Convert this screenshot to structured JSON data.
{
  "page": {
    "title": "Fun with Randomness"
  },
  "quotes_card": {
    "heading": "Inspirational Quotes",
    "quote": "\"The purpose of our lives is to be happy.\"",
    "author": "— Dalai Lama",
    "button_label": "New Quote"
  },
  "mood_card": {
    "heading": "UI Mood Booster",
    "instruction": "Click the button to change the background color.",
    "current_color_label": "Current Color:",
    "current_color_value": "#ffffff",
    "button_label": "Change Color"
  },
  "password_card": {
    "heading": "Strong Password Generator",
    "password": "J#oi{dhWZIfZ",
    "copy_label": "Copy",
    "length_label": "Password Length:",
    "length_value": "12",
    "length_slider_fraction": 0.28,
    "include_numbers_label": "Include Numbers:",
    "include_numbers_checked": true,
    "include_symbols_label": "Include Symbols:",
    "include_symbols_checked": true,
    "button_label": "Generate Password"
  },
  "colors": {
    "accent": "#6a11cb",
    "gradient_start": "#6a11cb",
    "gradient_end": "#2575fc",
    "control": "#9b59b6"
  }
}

- The exercise: Output all of the data above without any alteration.

- Finished exercise:
Convert this screenshot to structured JSON data.
{
  "page": {
    "title": "Fun with Randomness"
  },
  "quotes_card": {
    "heading": "Inspirational Quotes",
    "quote": "\"The purpose of our lives is to be happy.\"",
    "author": "— Dalai Lama",
    "button_label": "New Quote"
  },
  "mood_card": {
    "heading": "UI Mood Booster",
    "instruction": "Click the button to change the background color.",
    "current_color_label": "Current Color:",
    "current_color_value": "#ffffff",
    "button_label": "Change Color"
  },
  "password_card": {
    "heading": "Strong Password Generator",
    "password": "J#oi{dhWZIfZ",
    "copy_label": "Copy",
    "length_label": "Password Length:",
    "length_value": "12",
    "length_slider_fraction": 0.28,
    "include_numbers_label": "Include Numbers:",
    "include_numbers_checked": true,
    "include_symbols_label": "Include Symbols:",
    "include_symbols_checked": true,
    "button_label": "Generate Password"
  },
  "colors": {
    "accent": "#6a11cb",
    "gradient_start": "#6a11cb",
    "gradient_end": "#2575fc",
    "control": "#9b59b6"
  }
}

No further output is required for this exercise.